DESCRIPTION OF THE TASK: Switch "table-row" to "body-row" in the rows that begin at the line containing "row-amount: 365 057 388,68 (1445, 713, 1599, 740)" and stop after the line containing "budget-table-container (125, 176, 1602, 1090)". Write out only those lines, with nothing else altered.

STORED DATA:
····················
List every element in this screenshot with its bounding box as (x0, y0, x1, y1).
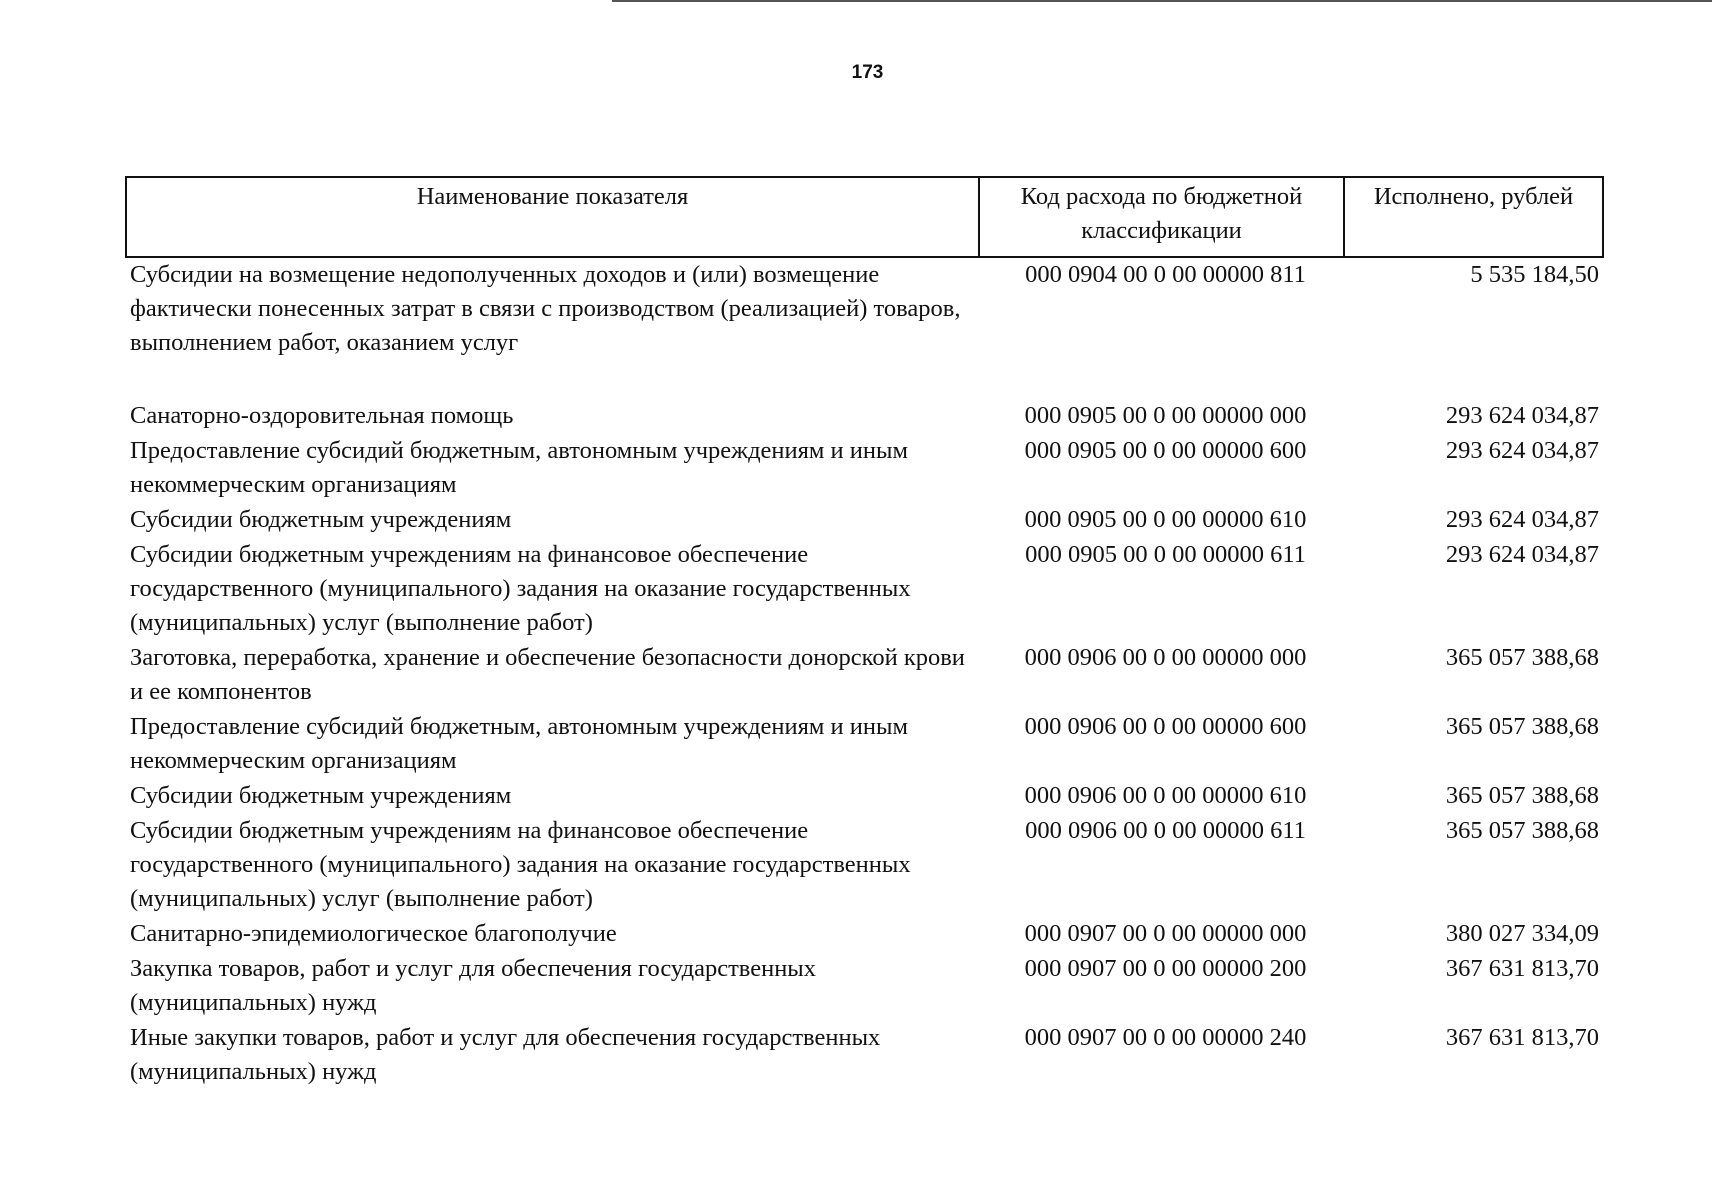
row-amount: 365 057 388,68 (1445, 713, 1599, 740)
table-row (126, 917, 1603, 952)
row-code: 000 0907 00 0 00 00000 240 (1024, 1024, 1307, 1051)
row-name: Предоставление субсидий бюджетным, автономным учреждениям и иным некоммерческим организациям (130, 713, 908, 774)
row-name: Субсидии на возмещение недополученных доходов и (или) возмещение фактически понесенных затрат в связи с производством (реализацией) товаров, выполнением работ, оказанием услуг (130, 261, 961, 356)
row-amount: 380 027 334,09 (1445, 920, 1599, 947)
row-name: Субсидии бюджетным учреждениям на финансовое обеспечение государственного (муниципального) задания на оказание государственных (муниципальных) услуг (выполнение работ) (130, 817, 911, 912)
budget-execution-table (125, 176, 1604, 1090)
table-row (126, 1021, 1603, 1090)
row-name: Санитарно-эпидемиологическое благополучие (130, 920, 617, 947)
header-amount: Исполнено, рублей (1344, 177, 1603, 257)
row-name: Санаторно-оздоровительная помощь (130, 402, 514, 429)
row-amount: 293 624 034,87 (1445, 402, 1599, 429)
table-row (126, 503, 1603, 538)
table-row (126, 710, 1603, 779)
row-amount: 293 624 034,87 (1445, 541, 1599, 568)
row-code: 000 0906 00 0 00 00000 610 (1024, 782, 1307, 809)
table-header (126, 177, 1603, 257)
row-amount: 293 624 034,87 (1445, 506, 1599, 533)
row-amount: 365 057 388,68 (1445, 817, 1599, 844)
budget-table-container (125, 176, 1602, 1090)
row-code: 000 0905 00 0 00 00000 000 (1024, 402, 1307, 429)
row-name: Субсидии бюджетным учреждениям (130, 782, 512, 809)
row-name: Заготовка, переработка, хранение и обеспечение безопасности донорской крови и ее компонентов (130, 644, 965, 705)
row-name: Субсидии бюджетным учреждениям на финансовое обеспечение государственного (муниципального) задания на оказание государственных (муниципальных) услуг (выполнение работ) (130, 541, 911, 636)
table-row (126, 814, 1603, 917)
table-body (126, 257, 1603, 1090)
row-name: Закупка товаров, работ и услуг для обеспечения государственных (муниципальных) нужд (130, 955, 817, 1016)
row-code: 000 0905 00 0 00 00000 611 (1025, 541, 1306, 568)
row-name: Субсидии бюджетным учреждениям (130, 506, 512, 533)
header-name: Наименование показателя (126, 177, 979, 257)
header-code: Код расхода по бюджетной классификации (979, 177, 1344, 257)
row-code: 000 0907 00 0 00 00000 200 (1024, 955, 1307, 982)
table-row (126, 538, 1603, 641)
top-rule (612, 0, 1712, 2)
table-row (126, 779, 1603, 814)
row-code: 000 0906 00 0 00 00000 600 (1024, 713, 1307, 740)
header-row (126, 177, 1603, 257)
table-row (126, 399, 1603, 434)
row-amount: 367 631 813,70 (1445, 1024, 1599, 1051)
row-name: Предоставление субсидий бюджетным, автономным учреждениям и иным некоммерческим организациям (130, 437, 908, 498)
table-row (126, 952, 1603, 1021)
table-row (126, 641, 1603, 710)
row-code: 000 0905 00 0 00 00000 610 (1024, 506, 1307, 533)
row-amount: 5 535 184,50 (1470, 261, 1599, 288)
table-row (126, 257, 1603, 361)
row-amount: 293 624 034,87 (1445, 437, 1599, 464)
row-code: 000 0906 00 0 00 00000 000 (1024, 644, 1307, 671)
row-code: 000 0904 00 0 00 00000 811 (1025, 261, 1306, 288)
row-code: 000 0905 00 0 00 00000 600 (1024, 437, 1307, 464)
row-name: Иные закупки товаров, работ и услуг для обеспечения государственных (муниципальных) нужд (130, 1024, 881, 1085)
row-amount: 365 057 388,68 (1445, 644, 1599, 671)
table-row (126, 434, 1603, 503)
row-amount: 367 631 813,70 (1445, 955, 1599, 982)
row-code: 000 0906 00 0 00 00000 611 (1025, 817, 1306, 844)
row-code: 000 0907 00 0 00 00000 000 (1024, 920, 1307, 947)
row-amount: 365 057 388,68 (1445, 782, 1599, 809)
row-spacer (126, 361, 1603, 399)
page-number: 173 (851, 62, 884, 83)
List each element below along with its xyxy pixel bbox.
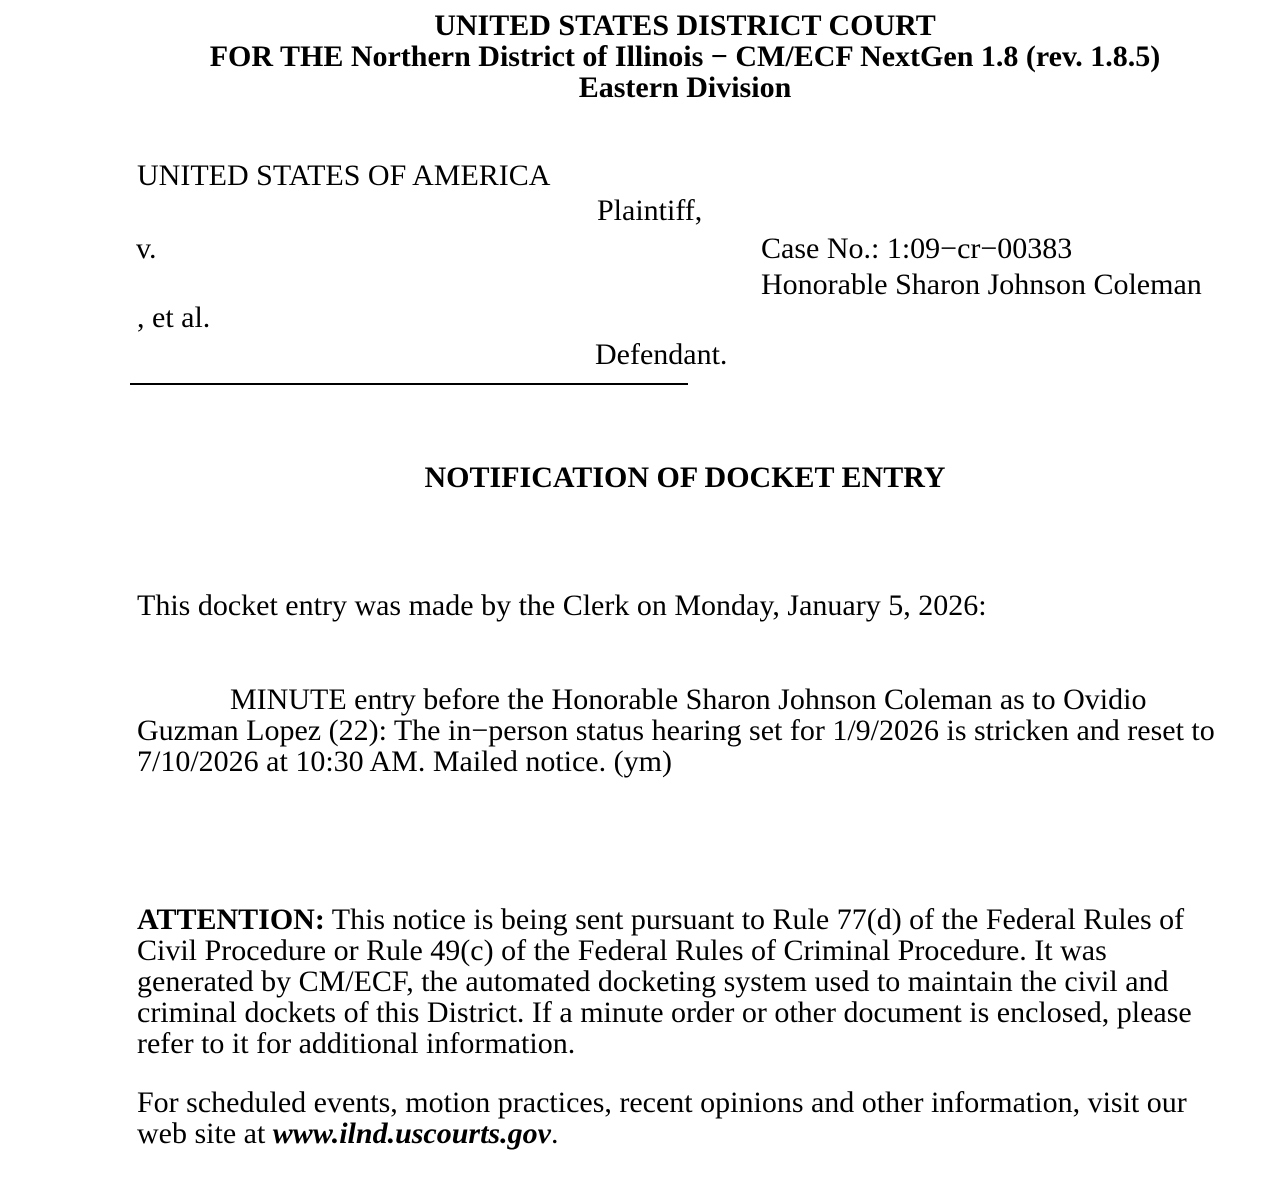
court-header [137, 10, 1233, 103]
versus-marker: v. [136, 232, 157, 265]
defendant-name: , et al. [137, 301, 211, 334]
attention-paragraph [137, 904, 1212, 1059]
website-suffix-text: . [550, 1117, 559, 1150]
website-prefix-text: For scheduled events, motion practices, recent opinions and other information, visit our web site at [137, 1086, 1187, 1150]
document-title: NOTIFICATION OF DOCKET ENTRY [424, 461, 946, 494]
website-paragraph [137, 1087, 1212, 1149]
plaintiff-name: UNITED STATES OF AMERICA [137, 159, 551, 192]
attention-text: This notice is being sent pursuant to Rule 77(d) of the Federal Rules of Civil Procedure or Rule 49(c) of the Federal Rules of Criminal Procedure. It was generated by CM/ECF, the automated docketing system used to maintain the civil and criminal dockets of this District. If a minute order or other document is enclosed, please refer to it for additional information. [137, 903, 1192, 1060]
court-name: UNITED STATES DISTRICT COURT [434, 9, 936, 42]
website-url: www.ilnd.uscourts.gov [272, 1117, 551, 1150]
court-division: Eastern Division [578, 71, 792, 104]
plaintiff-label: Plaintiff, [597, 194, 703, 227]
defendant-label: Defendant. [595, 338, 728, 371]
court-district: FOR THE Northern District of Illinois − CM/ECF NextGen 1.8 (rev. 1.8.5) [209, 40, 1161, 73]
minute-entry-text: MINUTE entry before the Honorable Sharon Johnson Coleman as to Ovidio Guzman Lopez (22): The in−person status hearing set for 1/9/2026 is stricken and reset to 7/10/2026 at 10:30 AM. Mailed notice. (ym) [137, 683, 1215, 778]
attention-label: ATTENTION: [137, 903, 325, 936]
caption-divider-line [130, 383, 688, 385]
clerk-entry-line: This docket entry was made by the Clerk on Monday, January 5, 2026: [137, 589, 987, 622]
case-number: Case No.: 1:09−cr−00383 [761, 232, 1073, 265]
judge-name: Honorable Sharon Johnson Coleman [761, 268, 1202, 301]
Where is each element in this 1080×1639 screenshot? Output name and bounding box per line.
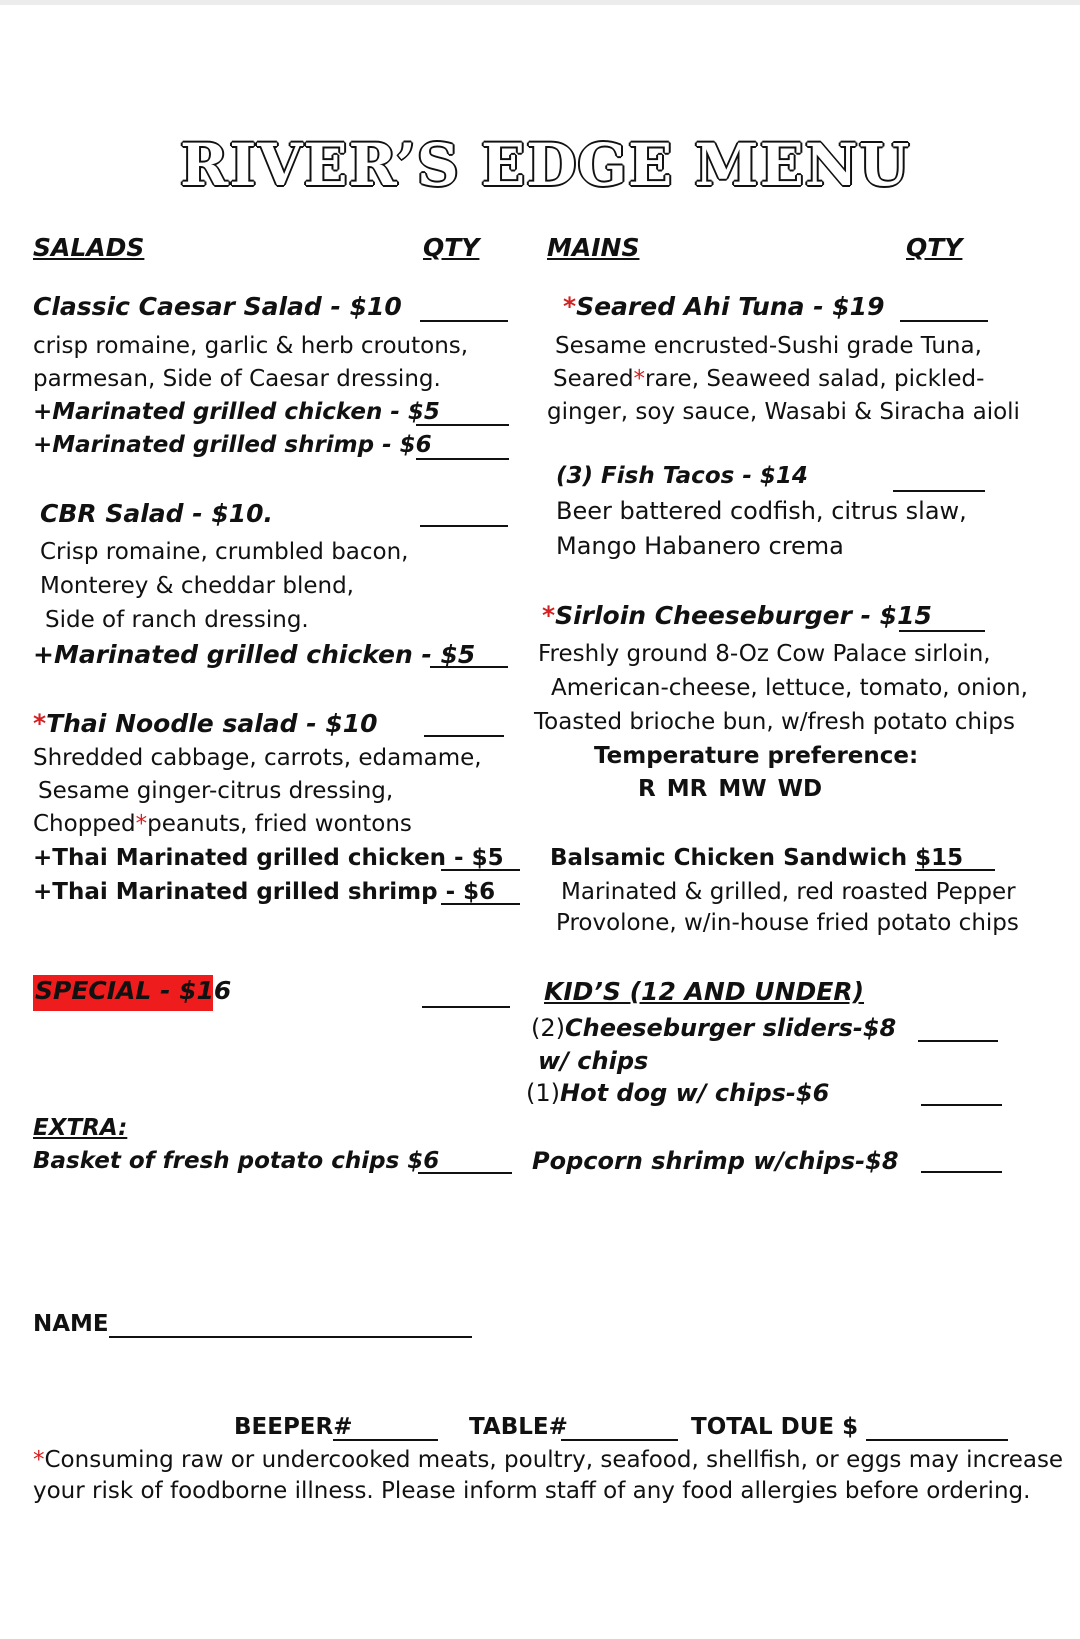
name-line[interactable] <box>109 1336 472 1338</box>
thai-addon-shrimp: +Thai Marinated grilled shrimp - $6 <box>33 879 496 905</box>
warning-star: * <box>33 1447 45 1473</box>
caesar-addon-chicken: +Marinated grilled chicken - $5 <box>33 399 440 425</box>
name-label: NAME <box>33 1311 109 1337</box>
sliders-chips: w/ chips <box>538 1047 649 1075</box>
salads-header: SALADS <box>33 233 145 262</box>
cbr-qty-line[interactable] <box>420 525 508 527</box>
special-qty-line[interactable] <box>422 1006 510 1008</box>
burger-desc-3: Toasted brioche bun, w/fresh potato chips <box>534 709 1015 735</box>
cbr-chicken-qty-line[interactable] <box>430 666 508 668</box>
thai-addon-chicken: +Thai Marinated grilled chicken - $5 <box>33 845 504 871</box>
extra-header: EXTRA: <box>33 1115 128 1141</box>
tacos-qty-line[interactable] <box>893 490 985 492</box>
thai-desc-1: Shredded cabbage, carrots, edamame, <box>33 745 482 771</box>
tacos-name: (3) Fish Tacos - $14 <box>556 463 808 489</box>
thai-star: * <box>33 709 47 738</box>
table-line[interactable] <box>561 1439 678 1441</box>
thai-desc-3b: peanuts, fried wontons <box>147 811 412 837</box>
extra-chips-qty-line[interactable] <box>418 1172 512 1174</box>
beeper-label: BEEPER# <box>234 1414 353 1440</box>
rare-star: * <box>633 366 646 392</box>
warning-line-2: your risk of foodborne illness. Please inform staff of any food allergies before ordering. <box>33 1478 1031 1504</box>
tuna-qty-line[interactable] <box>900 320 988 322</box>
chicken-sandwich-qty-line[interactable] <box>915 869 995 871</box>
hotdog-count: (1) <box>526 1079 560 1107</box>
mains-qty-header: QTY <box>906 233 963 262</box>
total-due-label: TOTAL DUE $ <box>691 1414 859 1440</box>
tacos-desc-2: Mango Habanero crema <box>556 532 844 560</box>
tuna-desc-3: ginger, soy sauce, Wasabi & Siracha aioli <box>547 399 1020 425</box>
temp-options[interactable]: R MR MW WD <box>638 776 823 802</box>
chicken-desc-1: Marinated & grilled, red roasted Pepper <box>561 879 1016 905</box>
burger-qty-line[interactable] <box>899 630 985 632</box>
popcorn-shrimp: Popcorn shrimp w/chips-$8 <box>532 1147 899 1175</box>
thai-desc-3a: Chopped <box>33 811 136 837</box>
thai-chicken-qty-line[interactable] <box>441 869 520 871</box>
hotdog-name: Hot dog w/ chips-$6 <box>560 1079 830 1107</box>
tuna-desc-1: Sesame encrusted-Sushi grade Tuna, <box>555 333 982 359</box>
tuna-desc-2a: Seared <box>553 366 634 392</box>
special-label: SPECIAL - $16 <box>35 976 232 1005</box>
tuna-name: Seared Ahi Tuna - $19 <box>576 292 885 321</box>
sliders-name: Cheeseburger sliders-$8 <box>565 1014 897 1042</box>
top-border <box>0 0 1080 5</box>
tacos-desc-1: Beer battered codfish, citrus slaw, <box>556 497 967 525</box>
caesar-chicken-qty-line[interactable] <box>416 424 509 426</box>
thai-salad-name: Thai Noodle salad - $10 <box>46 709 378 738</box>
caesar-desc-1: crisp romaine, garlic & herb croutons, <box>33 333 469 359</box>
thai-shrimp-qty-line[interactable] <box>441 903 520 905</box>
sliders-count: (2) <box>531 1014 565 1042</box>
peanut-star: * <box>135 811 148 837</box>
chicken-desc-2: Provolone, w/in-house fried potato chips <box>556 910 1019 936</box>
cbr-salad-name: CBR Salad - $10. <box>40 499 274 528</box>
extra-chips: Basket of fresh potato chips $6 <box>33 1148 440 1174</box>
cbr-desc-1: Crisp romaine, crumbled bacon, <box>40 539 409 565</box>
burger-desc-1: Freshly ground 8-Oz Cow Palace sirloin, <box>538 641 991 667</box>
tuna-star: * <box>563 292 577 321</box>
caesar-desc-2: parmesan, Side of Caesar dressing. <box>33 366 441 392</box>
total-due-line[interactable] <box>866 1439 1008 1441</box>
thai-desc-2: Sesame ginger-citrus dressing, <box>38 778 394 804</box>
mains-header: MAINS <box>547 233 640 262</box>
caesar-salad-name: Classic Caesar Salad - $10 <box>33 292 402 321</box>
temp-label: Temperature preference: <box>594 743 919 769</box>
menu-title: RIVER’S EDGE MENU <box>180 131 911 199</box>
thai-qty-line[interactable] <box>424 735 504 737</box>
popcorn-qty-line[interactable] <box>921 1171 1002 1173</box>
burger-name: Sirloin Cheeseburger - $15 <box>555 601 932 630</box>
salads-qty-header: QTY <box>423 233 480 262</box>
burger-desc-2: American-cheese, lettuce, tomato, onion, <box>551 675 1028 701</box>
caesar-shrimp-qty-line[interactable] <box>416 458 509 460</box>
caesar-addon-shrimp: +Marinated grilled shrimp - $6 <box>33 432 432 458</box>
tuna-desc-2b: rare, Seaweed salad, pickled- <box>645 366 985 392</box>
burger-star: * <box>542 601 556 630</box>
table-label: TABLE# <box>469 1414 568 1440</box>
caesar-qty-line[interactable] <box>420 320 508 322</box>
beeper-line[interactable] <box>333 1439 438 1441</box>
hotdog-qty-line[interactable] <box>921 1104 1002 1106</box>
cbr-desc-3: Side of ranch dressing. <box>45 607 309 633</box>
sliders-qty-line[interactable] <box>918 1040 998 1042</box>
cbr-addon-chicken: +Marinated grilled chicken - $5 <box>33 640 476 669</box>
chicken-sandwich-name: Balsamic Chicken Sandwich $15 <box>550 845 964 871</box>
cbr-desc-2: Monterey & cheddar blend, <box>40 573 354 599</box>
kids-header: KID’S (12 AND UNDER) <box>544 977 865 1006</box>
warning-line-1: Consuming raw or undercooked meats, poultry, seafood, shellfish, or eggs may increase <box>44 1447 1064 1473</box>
····················
ANSWER TO THE PROBLEM:
row-amount: 365 057 388,68 (1445, 713, 1599, 740)
body-row (126, 917, 1603, 952)
row-code: 000 0907 00 0 00 00000 240 (1024, 1024, 1307, 1051)
row-name: Предоставление субсидий бюджетным, автономным учреждениям и иным некоммерческим организациям (130, 713, 908, 774)
row-name: Субсидии на возмещение недополученных доходов и (или) возмещение фактически понесенных затрат в связи с производством (реализацией) товаров, выполнением работ, оказанием услуг (130, 261, 961, 356)
row-amount: 380 027 334,09 (1445, 920, 1599, 947)
row-name: Субсидии бюджетным учреждениям на финансовое обеспечение государственного (муниципального) задания на оказание государственных (муниципальных) услуг (выполнение работ) (130, 817, 911, 912)
budget-execution-table (125, 176, 1604, 1090)
body-row (126, 1021, 1603, 1090)
row-name: Санитарно-эпидемиологическое благополучие (130, 920, 617, 947)
header-amount: Исполнено, рублей (1344, 177, 1603, 257)
row-name: Санаторно-оздоровительная помощь (130, 402, 514, 429)
row-amount: 293 624 034,87 (1445, 402, 1599, 429)
body-row (126, 503, 1603, 538)
body-row (126, 710, 1603, 779)
row-amount: 293 624 034,87 (1445, 541, 1599, 568)
row-code: 000 0906 00 0 00 00000 610 (1024, 782, 1307, 809)
table-header (126, 177, 1603, 257)
row-amount: 293 624 034,87 (1445, 506, 1599, 533)
row-amount: 365 057 388,68 (1445, 817, 1599, 844)
budget-table-container (125, 176, 1602, 1090)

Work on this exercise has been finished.